### Your instructions
Extract all lines containing "Teacher".

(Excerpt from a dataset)
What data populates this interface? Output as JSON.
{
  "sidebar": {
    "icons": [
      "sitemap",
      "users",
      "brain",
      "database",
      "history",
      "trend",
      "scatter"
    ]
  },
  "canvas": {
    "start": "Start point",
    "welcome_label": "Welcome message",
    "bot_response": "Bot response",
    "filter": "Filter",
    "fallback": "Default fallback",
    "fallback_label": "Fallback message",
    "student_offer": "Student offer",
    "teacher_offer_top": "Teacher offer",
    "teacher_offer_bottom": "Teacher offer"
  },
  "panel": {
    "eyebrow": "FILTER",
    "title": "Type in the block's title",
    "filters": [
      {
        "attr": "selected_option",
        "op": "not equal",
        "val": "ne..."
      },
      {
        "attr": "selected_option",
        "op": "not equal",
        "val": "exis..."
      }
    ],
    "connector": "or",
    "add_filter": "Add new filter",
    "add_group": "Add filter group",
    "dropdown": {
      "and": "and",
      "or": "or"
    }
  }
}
* * *
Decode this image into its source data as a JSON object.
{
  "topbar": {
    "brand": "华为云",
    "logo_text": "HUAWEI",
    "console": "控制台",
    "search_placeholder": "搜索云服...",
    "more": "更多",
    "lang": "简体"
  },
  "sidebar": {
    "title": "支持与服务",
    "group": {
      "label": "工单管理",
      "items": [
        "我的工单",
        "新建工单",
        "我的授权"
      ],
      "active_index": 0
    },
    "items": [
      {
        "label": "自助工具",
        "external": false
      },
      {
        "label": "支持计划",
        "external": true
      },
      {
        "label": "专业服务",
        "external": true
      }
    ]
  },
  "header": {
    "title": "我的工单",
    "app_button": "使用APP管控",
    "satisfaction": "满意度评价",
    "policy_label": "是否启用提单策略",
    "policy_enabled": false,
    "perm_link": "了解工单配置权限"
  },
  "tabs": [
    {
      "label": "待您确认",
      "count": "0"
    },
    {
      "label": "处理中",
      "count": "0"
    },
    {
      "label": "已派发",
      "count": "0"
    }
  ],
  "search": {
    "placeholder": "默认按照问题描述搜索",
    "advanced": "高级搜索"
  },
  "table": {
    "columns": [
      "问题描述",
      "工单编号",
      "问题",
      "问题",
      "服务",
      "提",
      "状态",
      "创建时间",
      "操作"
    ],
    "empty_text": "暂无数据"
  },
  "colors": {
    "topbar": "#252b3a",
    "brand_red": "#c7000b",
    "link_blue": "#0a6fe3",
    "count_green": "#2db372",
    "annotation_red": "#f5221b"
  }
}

### Task answer
    "teacher_offer_top": "Teacher offer",
    "teacher_offer_bottom": "Teacher offer"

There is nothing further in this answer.